■ Problem details ■
Return all of the data exactly as written, without the pictures.

── Material for this task ──

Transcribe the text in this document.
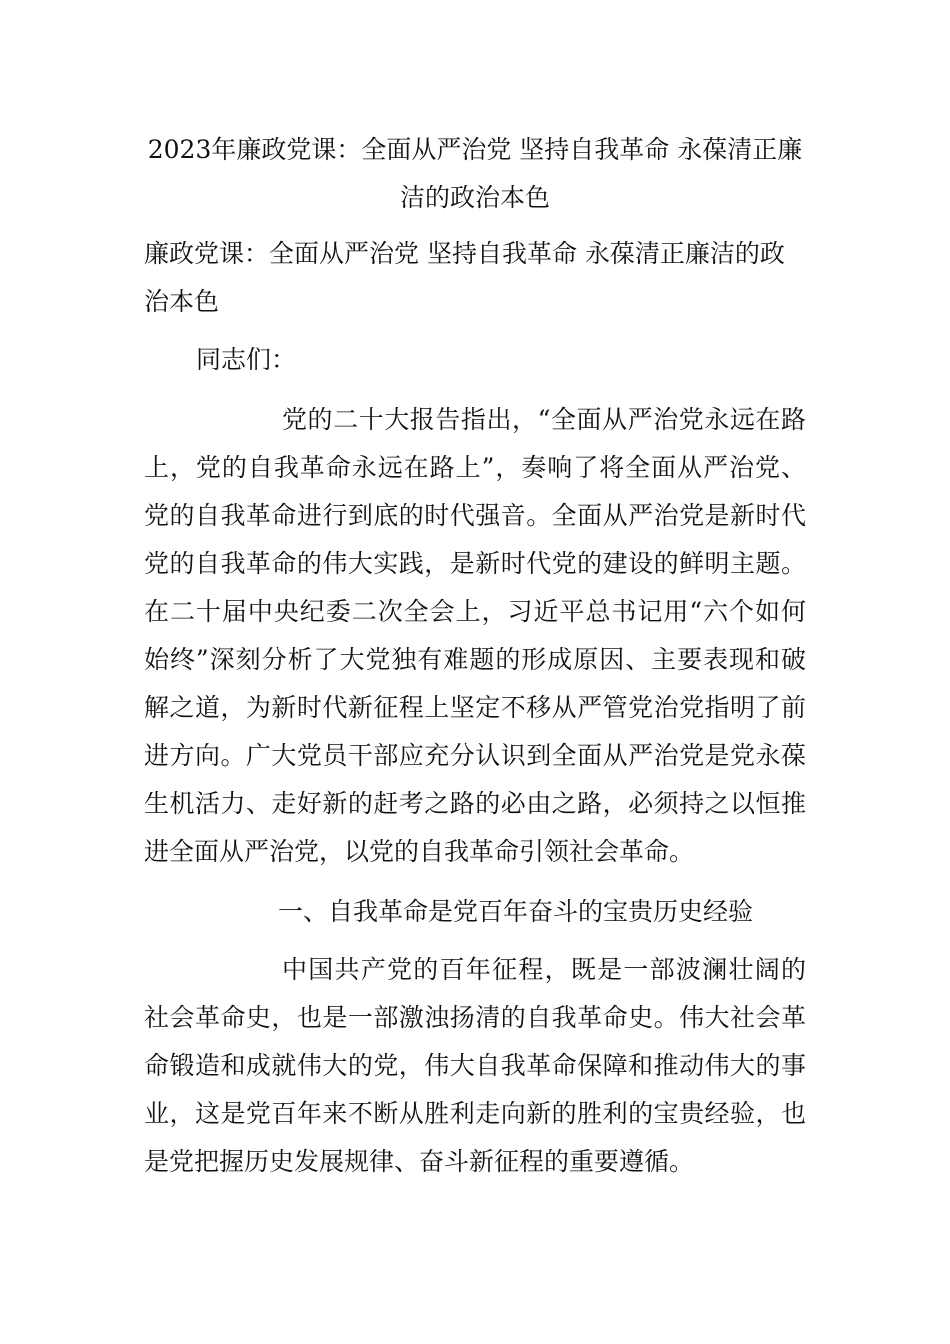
2023年廉政党课：全面从严治党 坚持自我革命 永葆清正廉洁的政治本色

廉政党课：全面从严治党 坚持自我革命 永葆清正廉洁的政治本色

同志们：

党的二十大报告指出，“全面从严治党永远在路上，党的自我革命永远在路上”，奏响了将全面从严治党、党的自我革命进行到底的时代强音。全面从严治党是新时代党的自我革命的伟大实践，是新时代党的建设的鲜明主题。在二十届中央纪委二次全会上，习近平总书记用“六个如何始终”深刻分析了大党独有难题的形成原因、主要表现和破解之道，为新时代新征程上坚定不移从严管党治党指明了前进方向。广大党员干部应充分认识到全面从严治党是党永葆生机活力、走好新的赶考之路的必由之路，必须持之以恒推进全面从严治党，以党的自我革命引领社会革命。

一、自我革命是党百年奋斗的宝贵历史经验

中国共产党的百年征程，既是一部波澜壮阔的社会革命史，也是一部激浊扬清的自我革命史。伟大社会革命锻造和成就伟大的党，伟大自我革命保障和推动伟大的事业，这是党百年来不断从胜利走向新的胜利的宝贵经验，也是党把握历史发展规律、奋斗新征程的重要遵循。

───

■ Task result ■
Transcribe the text in this document.
2023年廉政党课：全面从严治党 坚持自我革命 永葆清正廉洁的政治本色

廉政党课：全面从严治党 坚持自我革命 永葆清正廉洁的政治本色

同志们：

党的二十大报告指出，“全面从严治党永远在路上，党的自我革命永远在路上”，奏响了将全面从严治党、党的自我革命进行到底的时代强音。全面从严治党是新时代党的自我革命的伟大实践，是新时代党的建设的鲜明主题。在二十届中央纪委二次全会上，习近平总书记用“六个如何始终”深刻分析了大党独有难题的形成原因、主要表现和破解之道，为新时代新征程上坚定不移从严管党治党指明了前进方向。广大党员干部应充分认识到全面从严治党是党永葆生机活力、走好新的赶考之路的必由之路，必须持之以恒推进全面从严治党，以党的自我革命引领社会革命。

一、自我革命是党百年奋斗的宝贵历史经验

中国共产党的百年征程，既是一部波澜壮阔的社会革命史，也是一部激浊扬清的自我革命史。伟大社会革命锻造和成就伟大的党，伟大自我革命保障和推动伟大的事业，这是党百年来不断从胜利走向新的胜利的宝贵经验，也是党把握历史发展规律、奋斗新征程的重要遵循。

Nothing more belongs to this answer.